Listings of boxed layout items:
"""

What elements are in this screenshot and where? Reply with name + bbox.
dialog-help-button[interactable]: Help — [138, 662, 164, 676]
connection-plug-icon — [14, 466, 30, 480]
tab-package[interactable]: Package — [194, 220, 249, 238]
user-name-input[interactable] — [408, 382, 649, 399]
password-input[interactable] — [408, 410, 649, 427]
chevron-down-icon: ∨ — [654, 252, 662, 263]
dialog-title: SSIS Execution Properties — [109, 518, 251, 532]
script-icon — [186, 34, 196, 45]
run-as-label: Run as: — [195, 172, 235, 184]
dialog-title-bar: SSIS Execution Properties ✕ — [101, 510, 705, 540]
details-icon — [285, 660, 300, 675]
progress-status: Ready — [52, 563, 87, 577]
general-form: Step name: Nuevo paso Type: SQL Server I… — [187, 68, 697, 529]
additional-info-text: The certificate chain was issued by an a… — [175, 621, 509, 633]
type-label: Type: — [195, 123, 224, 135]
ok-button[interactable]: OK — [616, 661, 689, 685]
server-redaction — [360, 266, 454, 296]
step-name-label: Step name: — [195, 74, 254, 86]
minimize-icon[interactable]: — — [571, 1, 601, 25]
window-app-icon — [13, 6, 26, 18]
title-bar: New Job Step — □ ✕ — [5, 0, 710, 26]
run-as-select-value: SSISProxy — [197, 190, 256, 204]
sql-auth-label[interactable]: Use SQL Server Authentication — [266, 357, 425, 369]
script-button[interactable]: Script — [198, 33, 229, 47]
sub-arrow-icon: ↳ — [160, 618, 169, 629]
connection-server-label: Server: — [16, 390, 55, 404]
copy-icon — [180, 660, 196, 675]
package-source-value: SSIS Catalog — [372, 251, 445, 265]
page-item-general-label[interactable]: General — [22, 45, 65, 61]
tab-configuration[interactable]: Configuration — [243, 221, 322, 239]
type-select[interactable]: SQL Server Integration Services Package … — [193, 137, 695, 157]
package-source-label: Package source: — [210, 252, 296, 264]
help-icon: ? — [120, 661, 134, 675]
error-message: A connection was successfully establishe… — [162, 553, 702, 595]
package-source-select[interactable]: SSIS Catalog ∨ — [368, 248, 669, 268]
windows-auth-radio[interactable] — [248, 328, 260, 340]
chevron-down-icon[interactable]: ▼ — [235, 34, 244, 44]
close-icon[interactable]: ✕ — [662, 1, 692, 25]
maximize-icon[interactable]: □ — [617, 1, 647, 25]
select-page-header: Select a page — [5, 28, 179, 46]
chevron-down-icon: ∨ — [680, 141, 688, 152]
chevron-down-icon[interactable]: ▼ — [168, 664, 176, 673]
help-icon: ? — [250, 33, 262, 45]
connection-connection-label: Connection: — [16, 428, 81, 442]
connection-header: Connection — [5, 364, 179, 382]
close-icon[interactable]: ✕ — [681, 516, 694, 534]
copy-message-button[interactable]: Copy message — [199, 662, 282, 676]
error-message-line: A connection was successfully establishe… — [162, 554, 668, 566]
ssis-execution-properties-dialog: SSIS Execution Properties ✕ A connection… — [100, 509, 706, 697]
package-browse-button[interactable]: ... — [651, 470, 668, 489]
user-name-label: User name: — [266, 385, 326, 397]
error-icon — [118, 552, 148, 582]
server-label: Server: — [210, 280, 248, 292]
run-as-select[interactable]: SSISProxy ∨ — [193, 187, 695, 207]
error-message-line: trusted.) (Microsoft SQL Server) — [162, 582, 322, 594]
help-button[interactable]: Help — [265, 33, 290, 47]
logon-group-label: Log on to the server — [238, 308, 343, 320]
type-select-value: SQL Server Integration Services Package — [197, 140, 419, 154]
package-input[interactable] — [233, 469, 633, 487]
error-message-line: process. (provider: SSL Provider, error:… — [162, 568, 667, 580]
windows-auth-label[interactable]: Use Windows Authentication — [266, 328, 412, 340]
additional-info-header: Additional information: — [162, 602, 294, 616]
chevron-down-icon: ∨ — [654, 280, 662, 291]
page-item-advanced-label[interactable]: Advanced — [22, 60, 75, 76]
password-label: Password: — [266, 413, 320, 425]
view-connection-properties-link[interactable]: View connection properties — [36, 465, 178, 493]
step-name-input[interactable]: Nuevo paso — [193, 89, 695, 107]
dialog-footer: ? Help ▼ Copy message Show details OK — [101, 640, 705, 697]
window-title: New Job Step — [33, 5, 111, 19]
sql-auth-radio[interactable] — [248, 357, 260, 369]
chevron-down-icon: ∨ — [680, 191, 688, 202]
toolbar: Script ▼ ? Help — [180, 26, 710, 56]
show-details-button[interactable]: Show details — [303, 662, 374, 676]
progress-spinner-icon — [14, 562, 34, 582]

"""

- [What to work on]
Rewrite every line of the listing above as a numbered list, leaving out any blank lines.

- [Finished answer]
1. What elements are in this screenshot and where? Reply with name + bbox.
2. dialog-help-button[interactable]: Help — [138, 662, 164, 676]
3. connection-plug-icon — [14, 466, 30, 480]
4. tab-package[interactable]: Package — [194, 220, 249, 238]
5. user-name-input[interactable] — [408, 382, 649, 399]
6. password-input[interactable] — [408, 410, 649, 427]
7. chevron-down-icon: ∨ — [654, 252, 662, 263]
8. dialog-title: SSIS Execution Properties — [109, 518, 251, 532]
9. script-icon — [186, 34, 196, 45]
10. run-as-label: Run as: — [195, 172, 235, 184]
11. dialog-title-bar: SSIS Execution Properties ✕ — [101, 510, 705, 540]
12. details-icon — [285, 660, 300, 675]
13. progress-status: Ready — [52, 563, 87, 577]
14. general-form: Step name: Nuevo paso Type: SQL Server I… — [187, 68, 697, 529]
15. additional-info-text: The certificate chain was issued by an a… — [175, 621, 509, 633]
16. type-label: Type: — [195, 123, 224, 135]
17. ok-button[interactable]: OK — [616, 661, 689, 685]
18. server-redaction — [360, 266, 454, 296]
19. step-name-label: Step name: — [195, 74, 254, 86]
20. minimize-icon[interactable]: — — [571, 1, 601, 25]
21. window-app-icon — [13, 6, 26, 18]
22. title-bar: New Job Step — □ ✕ — [5, 0, 710, 26]
23. run-as-select-value: SSISProxy — [197, 190, 256, 204]
24. sql-auth-label[interactable]: Use SQL Server Authentication — [266, 357, 425, 369]
25. script-button[interactable]: Script — [198, 33, 229, 47]
26. sub-arrow-icon: ↳ — [160, 618, 169, 629]
27. connection-server-label: Server: — [16, 390, 55, 404]
28. copy-icon — [180, 660, 196, 675]
29. package-source-value: SSIS Catalog — [372, 251, 445, 265]
30. page-item-general-label[interactable]: General — [22, 45, 65, 61]
31. tab-configuration[interactable]: Configuration — [243, 221, 322, 239]
32. type-select[interactable]: SQL Server Integration Services Package … — [193, 137, 695, 157]
33. package-source-label: Package source: — [210, 252, 296, 264]
34. help-icon: ? — [120, 661, 134, 675]
35. error-message: A connection was successfully establishe… — [162, 553, 702, 595]
36. package-source-select[interactable]: SSIS Catalog ∨ — [368, 248, 669, 268]
37. windows-auth-radio[interactable] — [248, 328, 260, 340]
38. chevron-down-icon[interactable]: ▼ — [235, 34, 244, 44]
39. close-icon[interactable]: ✕ — [662, 1, 692, 25]
40. maximize-icon[interactable]: □ — [617, 1, 647, 25]
41. select-page-header: Select a page — [5, 28, 179, 46]
42. chevron-down-icon: ∨ — [680, 141, 688, 152]
43. chevron-down-icon[interactable]: ▼ — [168, 664, 176, 673]
44. help-icon: ? — [250, 33, 262, 45]
45. connection-connection-label: Connection: — [16, 428, 81, 442]
46. connection-header: Connection — [5, 364, 179, 382]
47. close-icon[interactable]: ✕ — [681, 516, 694, 534]
48. copy-message-button[interactable]: Copy message — [199, 662, 282, 676]
49. error-message-line: A connection was successfully establishe… — [162, 554, 668, 566]
50. ssis-execution-properties-dialog: SSIS Execution Properties ✕ A connection… — [100, 509, 706, 697]
51. package-browse-button[interactable]: ... — [651, 470, 668, 489]
52. user-name-label: User name: — [266, 385, 326, 397]
53. error-icon — [118, 552, 148, 582]
54. server-label: Server: — [210, 280, 248, 292]
55. run-as-select[interactable]: SSISProxy ∨ — [193, 187, 695, 207]
56. error-message-line: trusted.) (Microsoft SQL Server) — [162, 582, 322, 594]
57. help-button[interactable]: Help — [265, 33, 290, 47]
58. logon-group-label: Log on to the server — [238, 308, 343, 320]
59. type-select-value: SQL Server Integration Services Package — [197, 140, 419, 154]
60. package-input[interactable] — [233, 469, 633, 487]
61. error-message-line: process. (provider: SSL Provider, error:… — [162, 568, 667, 580]
62. windows-auth-label[interactable]: Use Windows Authentication — [266, 328, 412, 340]
63. additional-info-header: Additional information: — [162, 602, 294, 616]
64. chevron-down-icon: ∨ — [654, 280, 662, 291]
65. page-item-advanced-label[interactable]: Advanced — [22, 60, 75, 76]
66. password-label: Password: — [266, 413, 320, 425]
67. view-connection-properties-link[interactable]: View connection properties — [36, 465, 178, 493]
68. step-name-input[interactable]: Nuevo paso — [193, 89, 695, 107]
69. dialog-footer: ? Help ▼ Copy message Show details OK — [101, 640, 705, 697]
70. window-title: New Job Step — [33, 5, 111, 19]
71. sql-auth-radio[interactable] — [248, 357, 260, 369]
72. chevron-down-icon: ∨ — [680, 191, 688, 202]
73. toolbar: Script ▼ ? Help — [180, 26, 710, 56]
74. show-details-button[interactable]: Show details — [303, 662, 374, 676]
75. progress-spinner-icon — [14, 562, 34, 582]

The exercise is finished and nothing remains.